### WHAT YOU ARE ASKED TO DO
Print the entries verbatim, leaving out the images they contain.

### EXCERPTED RECORDS

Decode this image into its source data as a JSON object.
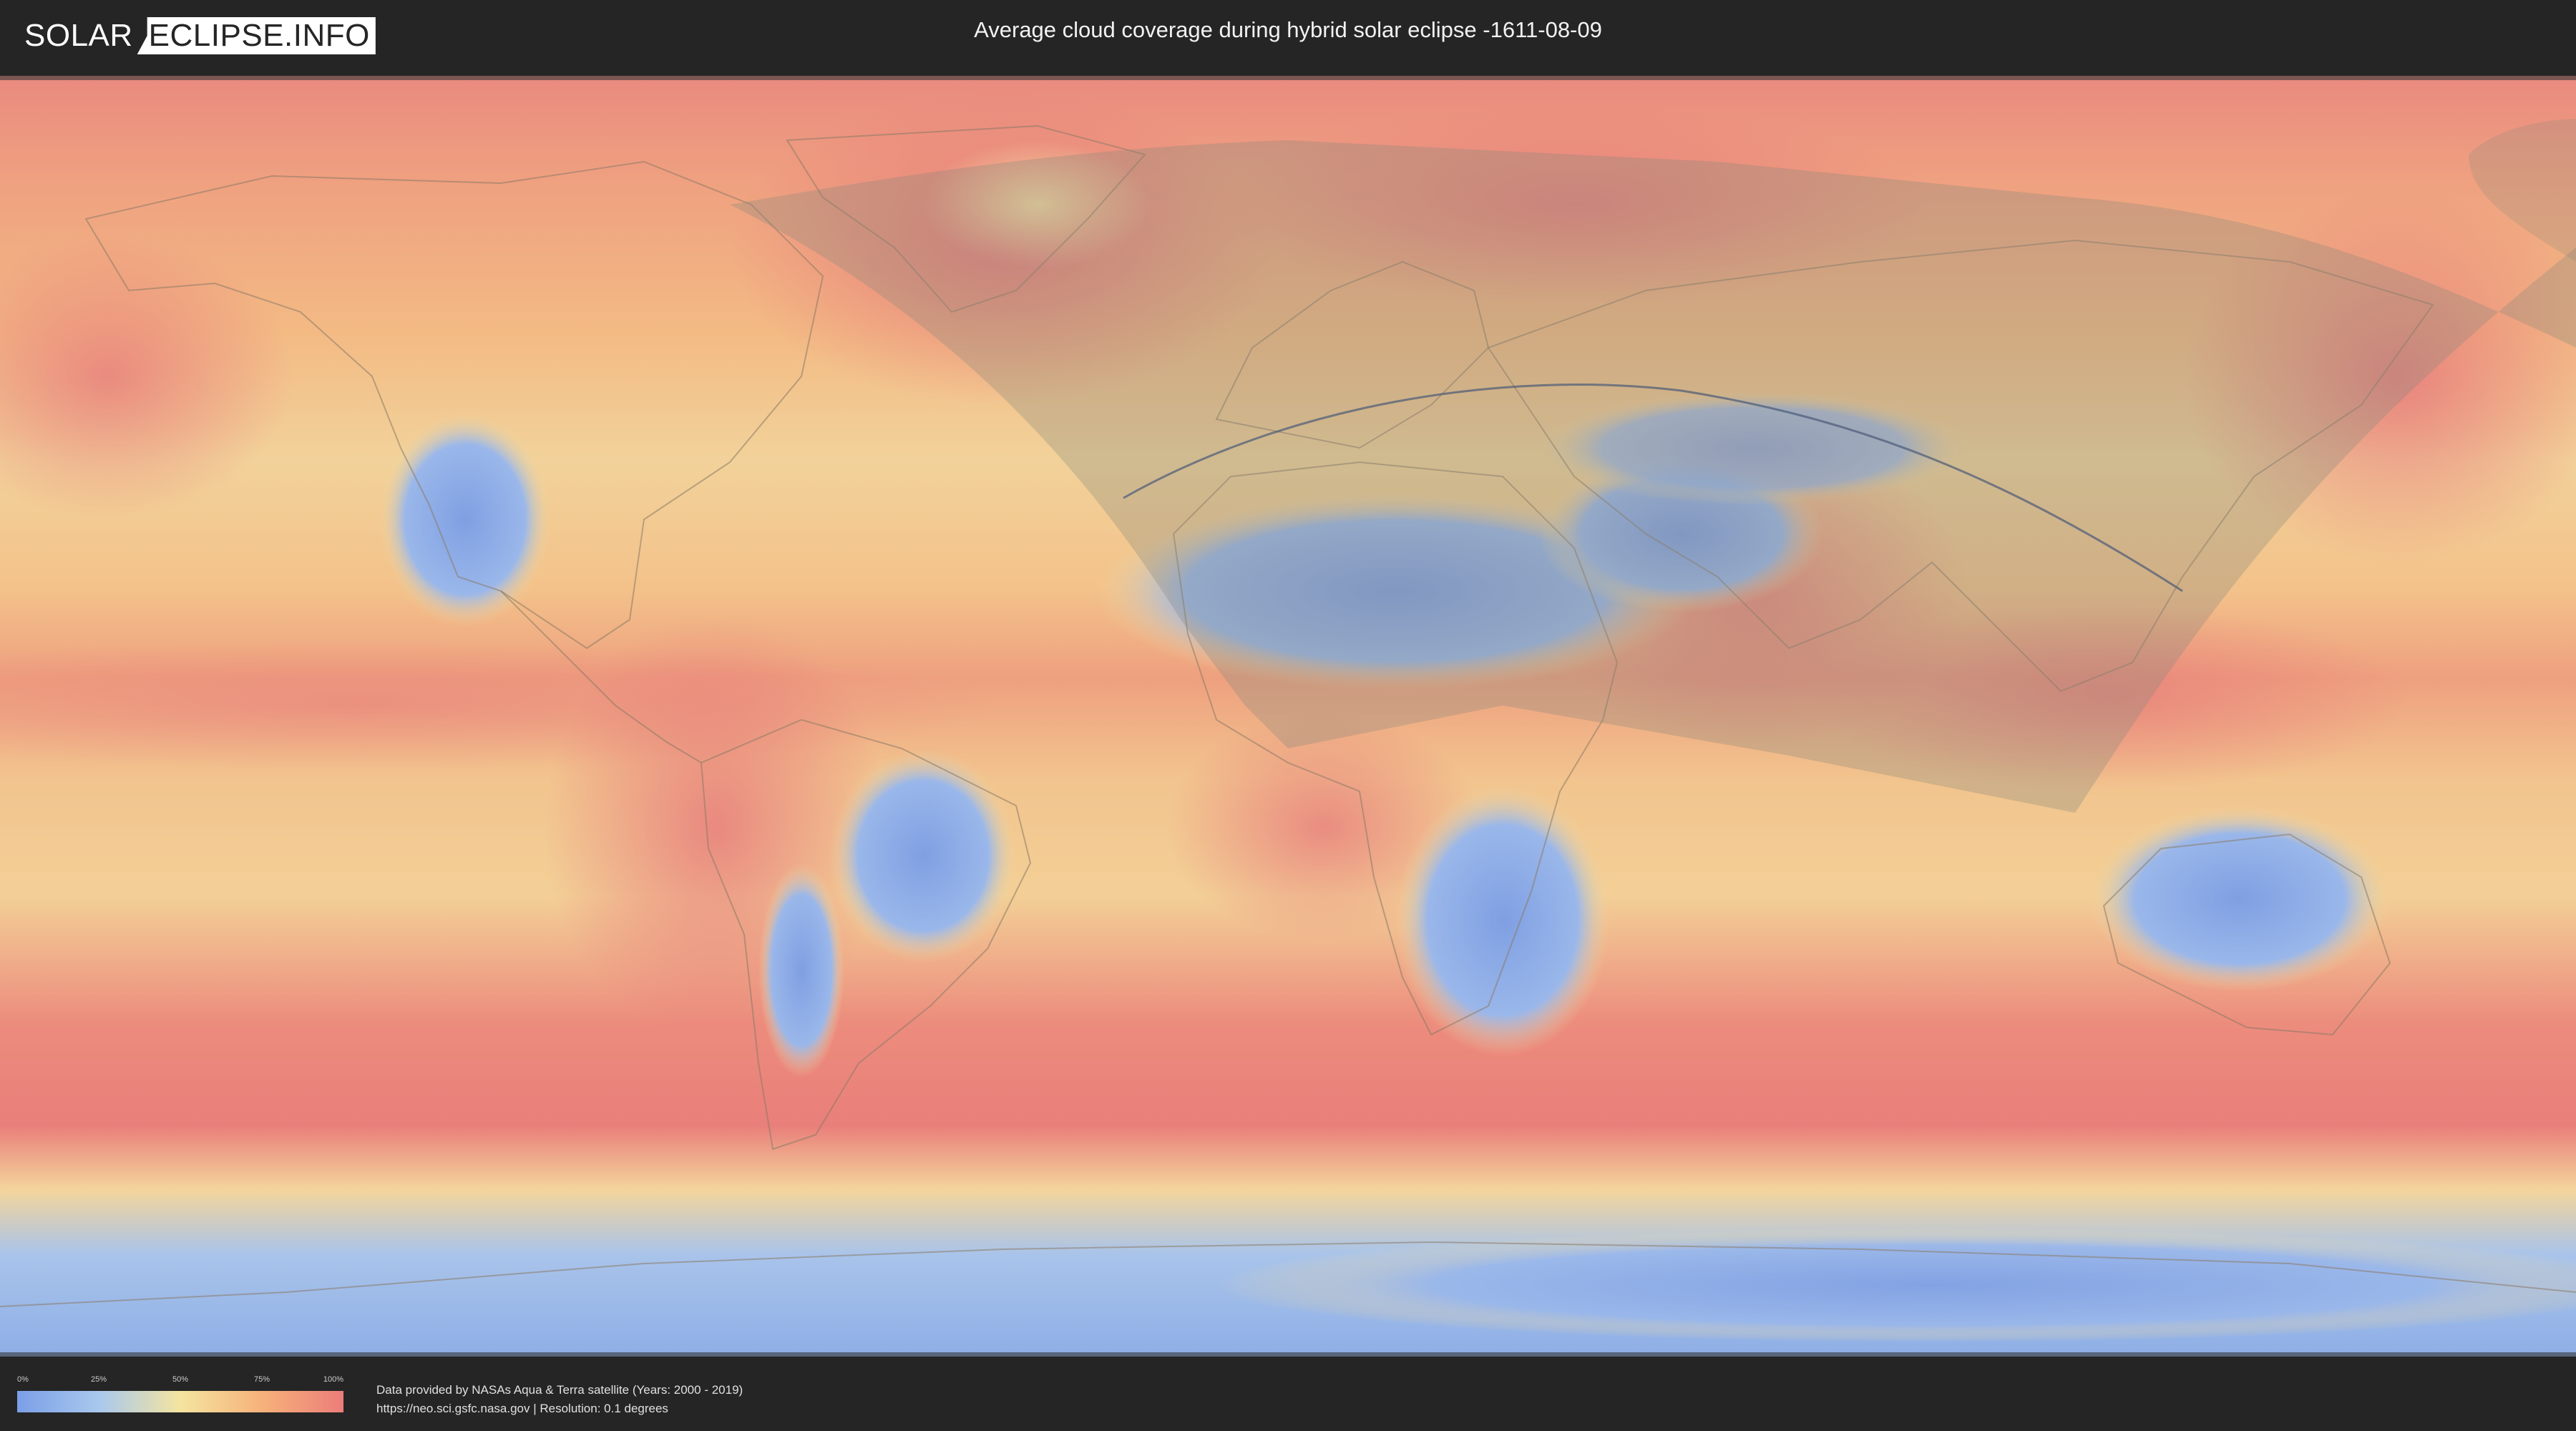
{
  "header": {
    "logo_left": "SOLAR",
    "logo_right": "ECLIPSE.INFO",
    "title": "Average cloud coverage during hybrid solar eclipse -1611-08-09"
  },
  "map": {
    "layers": [
      "cloud-coverage-raster",
      "country-borders",
      "eclipse-visibility-zone",
      "central-eclipse-path"
    ]
  },
  "legend": {
    "ticks": [
      "0%",
      "25%",
      "50%",
      "75%",
      "100%"
    ],
    "colors": [
      "#7a9fe6",
      "#a9c8ee",
      "#f4e4a0",
      "#f6b27a",
      "#ec7d7a"
    ]
  },
  "footer": {
    "credit_line1": "Data provided by NASAs Aqua & Terra satellite (Years: 2000 - 2019)",
    "credit_line2": "https://neo.sci.gsfc.nasa.gov | Resolution: 0.1 degrees"
  }
}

### THE RESULT
Decode this image into its source data as a JSON object.
{
  "header": {
    "logo_left": "SOLAR",
    "logo_right": "ECLIPSE.INFO",
    "title": "Average cloud coverage during hybrid solar eclipse -1611-08-09"
  },
  "map": {
    "layers": [
      "cloud-coverage-raster",
      "country-borders",
      "eclipse-visibility-zone",
      "central-eclipse-path"
    ]
  },
  "legend": {
    "ticks": [
      "0%",
      "25%",
      "50%",
      "75%",
      "100%"
    ],
    "colors": [
      "#7a9fe6",
      "#a9c8ee",
      "#f4e4a0",
      "#f6b27a",
      "#ec7d7a"
    ]
  },
  "footer": {
    "credit_line1": "Data provided by NASAs Aqua & Terra satellite (Years: 2000 - 2019)",
    "credit_line2": "https://neo.sci.gsfc.nasa.gov | Resolution: 0.1 degrees"
  }
}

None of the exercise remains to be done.